TASK GOAL: In the material below, identify each line bearing the word "水利水电工程制图标准". Reproduce those lines.

-- Start DATA SHOWN --

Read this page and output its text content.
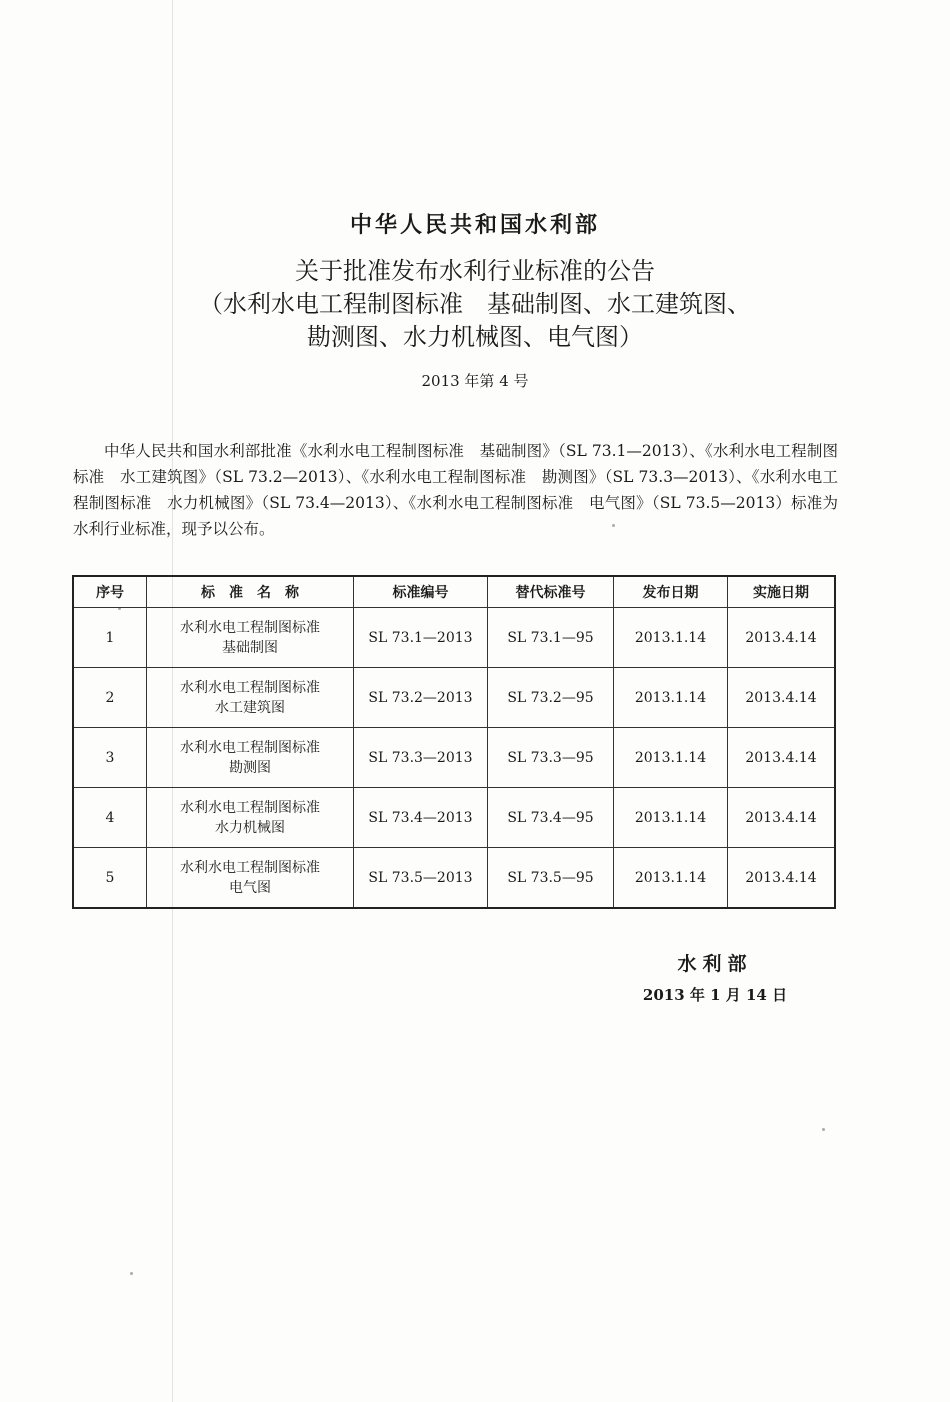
中华人民共和国水利部
关于批准发布水利行业标准的公告
（水利水电工程制图标准　基础制图、水工建筑图、
勘测图、水力机械图、电气图）
2013 年第 4 号
中华人民共和国水利部批准《水利水电工程制图标准　基础制图》（SL 73.1—2013）、《水利水电工程制图标准　水工建筑图》（SL 73.2—2013）、《水利水电工程制图标准　勘测图》（SL 73.3—2013）、《水利水电工程制图标准　水力机械图》（SL 73.4—2013）、《水利水电工程制图标准　电气图》（SL 73.5—2013）标准为水利行业标准，现予以公布。
序号	标　准　名　称	标准编号	替代标准号	发布日期	实施日期
1	水利水电工程制图标准
基础制图	SL 73.1—2013	SL 73.1—95	2013.1.14	2013.4.14
2	水利水电工程制图标准
水工建筑图	SL 73.2—2013	SL 73.2—95	2013.1.14	2013.4.14
3	水利水电工程制图标准
勘测图	SL 73.3—2013	SL 73.3—95	2013.1.14	2013.4.14
4	水利水电工程制图标准
水力机械图	SL 73.4—2013	SL 73.4—95	2013.1.14	2013.4.14
5	水利水电工程制图标准
电气图	SL 73.5—2013	SL 73.5—95	2013.1.14	2013.4.14
水利部
2013 年 1 月 14 日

-- End DATA SHOWN --

ANSWER TO THIS PROBLEM:
（水利水电工程制图标准　基础制图、水工建筑图、
中华人民共和国水利部批准《水利水电工程制图标准　基础制图》（SL 73.1—2013）、《水利水电工程制图标准　水工建筑图》（SL 73.2—2013）、《水利水电工程制图标准　勘测图》（SL 73.3—2013）、《水利水电工程制图标准　水力机械图》（SL 73.4—2013）、《水利水电工程制图标准　电气图》（SL 73.5—2013）标准为水利行业标准，现予以公布。
1	水利水电工程制图标准
2	水利水电工程制图标准
3	水利水电工程制图标准
4	水利水电工程制图标准
5	水利水电工程制图标准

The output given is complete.